* _Task goal_
Check every line below for the word "Land" and copy each one that has it.
------ Recorded information
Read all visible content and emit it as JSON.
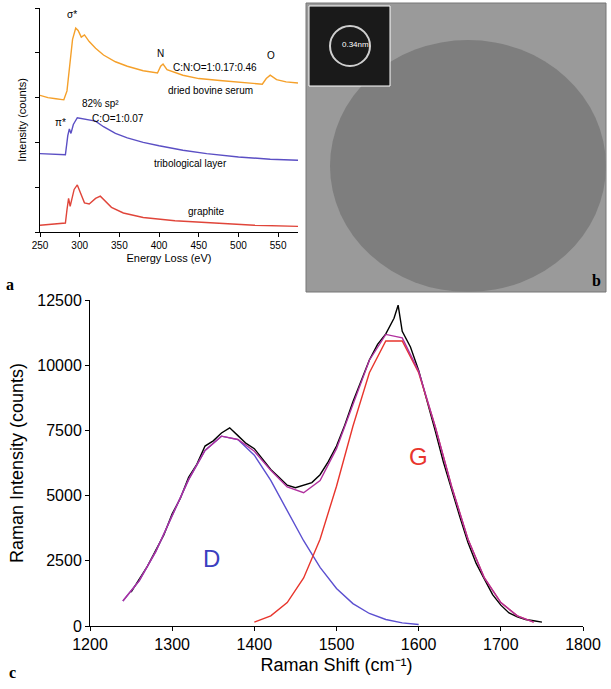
{
  "chart_data": [
    {
      "type": "line",
      "panel": "a",
      "x_label": "Energy Loss (eV)",
      "y_label": "Intensity (counts)",
      "xlim": [
        250,
        575
      ],
      "xticks": [
        250,
        300,
        350,
        400,
        450,
        500,
        550
      ],
      "ylim": [
        0,
        10
      ],
      "yticks": [
        0,
        2,
        4,
        6,
        8,
        10
      ],
      "tick_labels": "x",
      "grid": false,
      "series": [
        {
          "color": "#f5a02a",
          "x": [
            250,
            260,
            270,
            280,
            284,
            286,
            288,
            291,
            295,
            298,
            302,
            306,
            312,
            320,
            330,
            345,
            360,
            380,
            398,
            402,
            405,
            410,
            430,
            450,
            480,
            510,
            530,
            535,
            540,
            548,
            560,
            575
          ],
          "values": [
            6.1,
            6.0,
            5.95,
            5.9,
            6.3,
            6.9,
            7.5,
            8.6,
            9.1,
            9.0,
            8.7,
            8.8,
            8.5,
            8.2,
            7.9,
            7.6,
            7.4,
            7.2,
            7.1,
            7.4,
            7.5,
            7.25,
            7.0,
            6.85,
            6.75,
            6.65,
            6.6,
            6.85,
            7.0,
            6.8,
            6.7,
            6.65
          ]
        },
        {
          "color": "#5b4fc4",
          "x": [
            250,
            270,
            282,
            285,
            287,
            289,
            292,
            297,
            305,
            312,
            320,
            330,
            345,
            360,
            380,
            400,
            430,
            460,
            500,
            540,
            575
          ],
          "values": [
            3.5,
            3.45,
            3.45,
            4.3,
            4.6,
            4.4,
            4.8,
            5.1,
            5.05,
            5.0,
            4.95,
            4.7,
            4.4,
            4.2,
            4.0,
            3.85,
            3.65,
            3.5,
            3.35,
            3.25,
            3.2
          ]
        },
        {
          "color": "#e0453a",
          "x": [
            250,
            270,
            282,
            284,
            286,
            288,
            290,
            293,
            297,
            301,
            306,
            312,
            320,
            326,
            332,
            340,
            355,
            380,
            420,
            470,
            520,
            575
          ],
          "values": [
            0.3,
            0.35,
            0.4,
            1.0,
            1.5,
            1.15,
            1.4,
            1.9,
            2.1,
            1.7,
            1.3,
            1.25,
            1.5,
            1.6,
            1.4,
            1.1,
            0.85,
            0.65,
            0.5,
            0.4,
            0.3,
            0.25
          ]
        }
      ],
      "annotations": [
        {
          "text": "σ*",
          "x": 290,
          "y": 9.7
        },
        {
          "text": "π*",
          "x": 276,
          "y": 4.9
        },
        {
          "text": "82% sp²",
          "x": 326,
          "y": 5.75
        },
        {
          "text": "C:O=1:0.07",
          "x": 348,
          "y": 5.05
        },
        {
          "text": "tribological layer",
          "x": 440,
          "y": 3.05
        },
        {
          "text": "N",
          "x": 402,
          "y": 7.95
        },
        {
          "text": "O",
          "x": 541,
          "y": 7.9
        },
        {
          "text": "C:N:O=1:0.17:0.46",
          "x": 470,
          "y": 7.35
        },
        {
          "text": "dried bovine serum",
          "x": 465,
          "y": 6.3
        },
        {
          "text": "graphite",
          "x": 460,
          "y": 0.9
        }
      ]
    },
    {
      "type": "line",
      "panel": "c",
      "x_label": "Raman Shift (cm⁻¹)",
      "y_label": "Raman Intensity (counts)",
      "xlim": [
        1200,
        1800
      ],
      "xticks": [
        1200,
        1300,
        1400,
        1500,
        1600,
        1700,
        1800
      ],
      "ylim": [
        0,
        12500
      ],
      "yticks": [
        0,
        2500,
        5000,
        7500,
        10000,
        12500
      ],
      "grid": false,
      "series": [
        {
          "color": "#000000",
          "x": [
            1250,
            1260,
            1270,
            1280,
            1290,
            1300,
            1310,
            1320,
            1330,
            1340,
            1350,
            1360,
            1370,
            1380,
            1390,
            1400,
            1410,
            1420,
            1430,
            1440,
            1450,
            1460,
            1470,
            1480,
            1490,
            1500,
            1510,
            1520,
            1530,
            1540,
            1550,
            1560,
            1570,
            1575,
            1580,
            1590,
            1600,
            1610,
            1620,
            1630,
            1640,
            1650,
            1660,
            1670,
            1680,
            1690,
            1700,
            1710,
            1720,
            1730,
            1740,
            1750
          ],
          "values": [
            1300,
            1800,
            2300,
            2900,
            3500,
            4300,
            4900,
            5700,
            6200,
            6900,
            7100,
            7400,
            7600,
            7300,
            7000,
            6800,
            6400,
            6000,
            5700,
            5400,
            5300,
            5400,
            5500,
            5800,
            6300,
            6900,
            7700,
            8600,
            9400,
            10200,
            10800,
            11200,
            11800,
            12300,
            11300,
            10700,
            9800,
            8700,
            7500,
            6300,
            5200,
            4200,
            3200,
            2400,
            1800,
            1200,
            800,
            500,
            350,
            250,
            200,
            150
          ]
        },
        {
          "color": "#5b4fd0",
          "x": [
            1240,
            1260,
            1280,
            1300,
            1320,
            1340,
            1360,
            1380,
            1400,
            1420,
            1440,
            1460,
            1480,
            1500,
            1520,
            1540,
            1560,
            1580,
            1600
          ],
          "values": [
            960,
            1740,
            2850,
            4210,
            5610,
            6730,
            7280,
            7150,
            6550,
            5580,
            4430,
            3270,
            2250,
            1440,
            860,
            480,
            250,
            120,
            55
          ]
        },
        {
          "color": "#e8352c",
          "x": [
            1400,
            1420,
            1440,
            1460,
            1480,
            1500,
            1520,
            1540,
            1560,
            1580,
            1600,
            1620,
            1640,
            1660,
            1680,
            1700,
            1720,
            1740
          ],
          "values": [
            150,
            390,
            900,
            1840,
            3330,
            5360,
            7660,
            9710,
            10930,
            10930,
            9710,
            7660,
            5360,
            3330,
            1840,
            900,
            390,
            150
          ]
        },
        {
          "color": "#b0309e",
          "x": [
            1240,
            1260,
            1280,
            1300,
            1320,
            1340,
            1360,
            1380,
            1400,
            1420,
            1440,
            1460,
            1480,
            1500,
            1520,
            1540,
            1560,
            1580,
            1600,
            1620,
            1640,
            1660,
            1680,
            1700,
            1720,
            1740
          ],
          "values": [
            960,
            1740,
            2850,
            4210,
            5610,
            6730,
            7280,
            7150,
            6700,
            5970,
            5330,
            5110,
            5580,
            6800,
            8520,
            10190,
            11180,
            11050,
            9770,
            7660,
            5360,
            3330,
            1840,
            900,
            390,
            150
          ]
        }
      ],
      "annotations": [
        {
          "text": "D",
          "x": 1348,
          "y": 2600,
          "color": "#3b3fc0"
        },
        {
          "text": "G",
          "x": 1600,
          "y": 6500,
          "color": "#e8352c"
        }
      ]
    }
  ],
  "image": {
    "panel": "b",
    "inset_label": "0.34nm"
  }
}
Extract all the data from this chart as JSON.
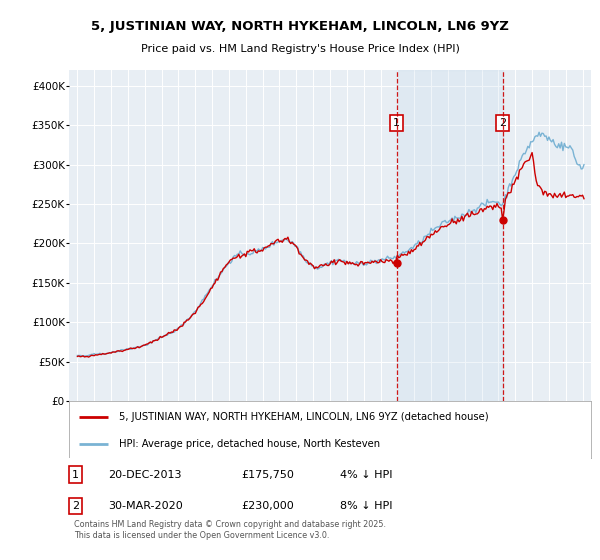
{
  "title": "5, JUSTINIAN WAY, NORTH HYKEHAM, LINCOLN, LN6 9YZ",
  "subtitle": "Price paid vs. HM Land Registry's House Price Index (HPI)",
  "legend_line1": "5, JUSTINIAN WAY, NORTH HYKEHAM, LINCOLN, LN6 9YZ (detached house)",
  "legend_line2": "HPI: Average price, detached house, North Kesteven",
  "footnote": "Contains HM Land Registry data © Crown copyright and database right 2025.\nThis data is licensed under the Open Government Licence v3.0.",
  "annotation1_label": "1",
  "annotation1_date": "20-DEC-2013",
  "annotation1_price": "£175,750",
  "annotation1_hpi": "4% ↓ HPI",
  "annotation2_label": "2",
  "annotation2_date": "30-MAR-2020",
  "annotation2_price": "£230,000",
  "annotation2_hpi": "8% ↓ HPI",
  "sale1_year": 2013.96,
  "sale1_value": 175750,
  "sale2_year": 2020.25,
  "sale2_value": 230000,
  "vline1_year": 2013.96,
  "vline2_year": 2020.25,
  "hpi_color": "#7ab3d4",
  "price_color": "#cc0000",
  "vline_color": "#cc0000",
  "plot_bg_color": "#e8eef4",
  "ylim": [
    0,
    420000
  ],
  "xlim": [
    1994.5,
    2025.5
  ],
  "yticks": [
    0,
    50000,
    100000,
    150000,
    200000,
    250000,
    300000,
    350000,
    400000
  ],
  "ytick_labels": [
    "£0",
    "£50K",
    "£100K",
    "£150K",
    "£200K",
    "£250K",
    "£300K",
    "£350K",
    "£400K"
  ],
  "xticks": [
    1995,
    1996,
    1997,
    1998,
    1999,
    2000,
    2001,
    2002,
    2003,
    2004,
    2005,
    2006,
    2007,
    2008,
    2009,
    2010,
    2011,
    2012,
    2013,
    2014,
    2015,
    2016,
    2017,
    2018,
    2019,
    2020,
    2021,
    2022,
    2023,
    2024,
    2025
  ]
}
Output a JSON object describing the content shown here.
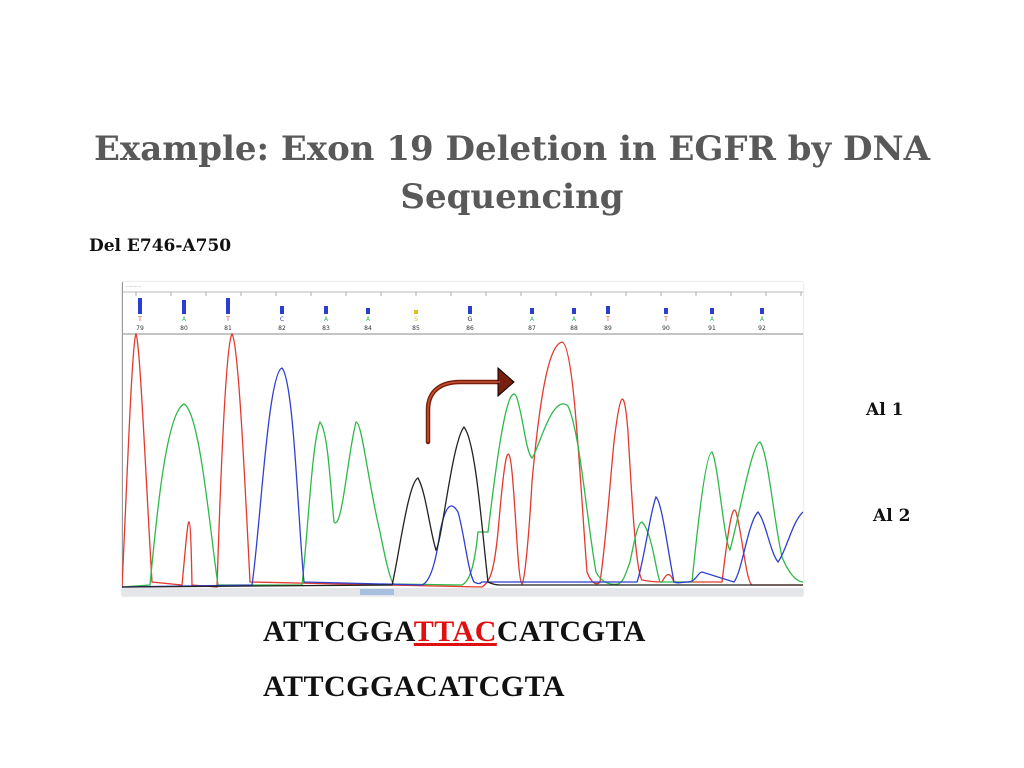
{
  "slide": {
    "title": "Example: Exon 19 Deletion in EGFR by DNA Sequencing",
    "subtitle": "Del E746-A750",
    "allele_1": "Al 1",
    "allele_2": "Al 2"
  },
  "sequences": {
    "wild_type": {
      "prefix": "ATTCGGA",
      "deleted": "TTAC",
      "suffix": "CATCGTA"
    },
    "mutant": "ATTCGGACATCGTA"
  },
  "chromatogram": {
    "base_positions": [
      "79",
      "80",
      "81",
      "82",
      "83",
      "84",
      "85",
      "86",
      "87",
      "88",
      "89",
      "90",
      "91",
      "92"
    ],
    "base_calls": [
      {
        "base": "T",
        "color": "#e23a2e"
      },
      {
        "base": "A",
        "color": "#2fb84a"
      },
      {
        "base": "T",
        "color": "#e23a2e"
      },
      {
        "base": "C",
        "color": "#2f3fd0"
      },
      {
        "base": "A",
        "color": "#2fb84a"
      },
      {
        "base": "A",
        "color": "#2fb84a"
      },
      {
        "base": "S",
        "color": "#e0c020"
      },
      {
        "base": "G",
        "color": "#222222"
      },
      {
        "base": "A",
        "color": "#2fb84a"
      },
      {
        "base": "A",
        "color": "#2fb84a"
      },
      {
        "base": "T",
        "color": "#e23a2e"
      },
      {
        "base": "T",
        "color": "#e23a2e"
      },
      {
        "base": "A",
        "color": "#2fb84a"
      },
      {
        "base": "A",
        "color": "#2fb84a"
      }
    ],
    "trace_colors": {
      "A": "#2fb84a",
      "C": "#2f3fd0",
      "G": "#222222",
      "T": "#e23a2e"
    },
    "arrow_color": "#7a1e10"
  }
}
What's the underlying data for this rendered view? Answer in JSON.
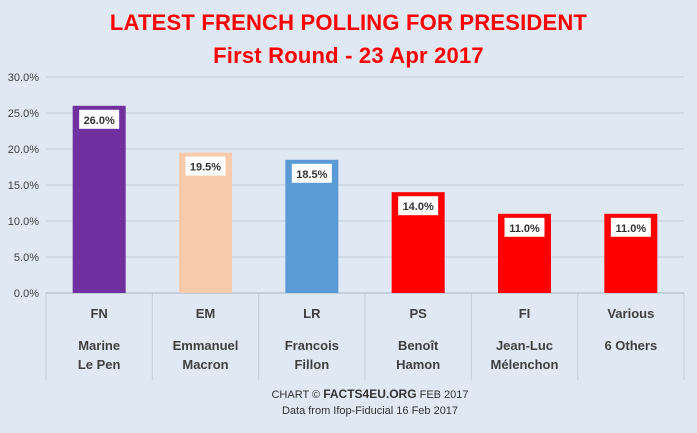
{
  "colors": {
    "background": "#dfe8f3",
    "title": "#ff0000",
    "grid": "#c5d0dc"
  },
  "chart_data": {
    "type": "bar",
    "title": "LATEST FRENCH POLLING FOR PRESIDENT",
    "subtitle": "First Round - 23 Apr 2017",
    "ylim": [
      0,
      30
    ],
    "yticks": [
      "0.0%",
      "5.0%",
      "10.0%",
      "15.0%",
      "20.0%",
      "25.0%",
      "30.0%"
    ],
    "grid": true,
    "categories": [
      {
        "party": "FN",
        "line1": "Marine",
        "line2": "Le Pen",
        "value": 26.0,
        "label": "26.0%",
        "color": "#7030a0"
      },
      {
        "party": "EM",
        "line1": "Emmanuel",
        "line2": "Macron",
        "value": 19.5,
        "label": "19.5%",
        "color": "#f8cbad"
      },
      {
        "party": "LR",
        "line1": "Francois",
        "line2": "Fillon",
        "value": 18.5,
        "label": "18.5%",
        "color": "#5b9bd5"
      },
      {
        "party": "PS",
        "line1": "Benoît",
        "line2": "Hamon",
        "value": 14.0,
        "label": "14.0%",
        "color": "#ff0000"
      },
      {
        "party": "FI",
        "line1": "Jean-Luc",
        "line2": "Mélenchon",
        "value": 11.0,
        "label": "11.0%",
        "color": "#ff0000"
      },
      {
        "party": "Various",
        "line1": "6 Others",
        "line2": "",
        "value": 11.0,
        "label": "11.0%",
        "color": "#ff0000"
      }
    ]
  },
  "footer": {
    "line1_prefix": "CHART © ",
    "line1_brand": "FACTS4EU.ORG",
    "line1_suffix": " FEB 2017",
    "line2": "Data from Ifop-Fiducial 16 Feb 2017"
  }
}
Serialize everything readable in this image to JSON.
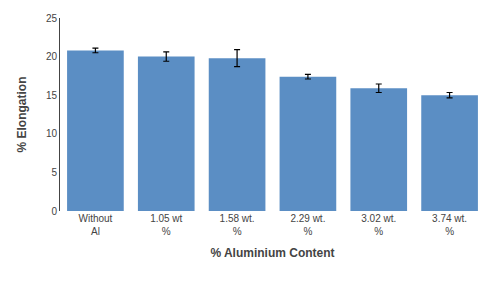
{
  "chart_data": {
    "type": "bar",
    "categories": [
      "Without\nAl",
      "1.05 wt\n%",
      "1.58 wt.\n%",
      "2.29 wt.\n%",
      "3.02 wt.\n%",
      "3.74 wt.\n%"
    ],
    "values": [
      20.8,
      20.0,
      19.8,
      17.4,
      15.9,
      15.0
    ],
    "errors": [
      0.3,
      0.6,
      1.1,
      0.3,
      0.55,
      0.35
    ],
    "color": "#5b8ec4",
    "xlabel": "% Aluminium Content",
    "ylabel": "% Elongation",
    "ylim": [
      0,
      25
    ],
    "yticks": [
      0,
      5,
      10,
      15,
      20,
      25
    ],
    "grid": false
  }
}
------------
* _Response to the task_
  "subtitle": "Price paid vs. HM Land Registry's House Price Index (HPI)",
  "footnote": "Contains HM Land Registry data © Crown copyright and database right 2025.\nThis data is licensed under the Open Government Licence v3.0.",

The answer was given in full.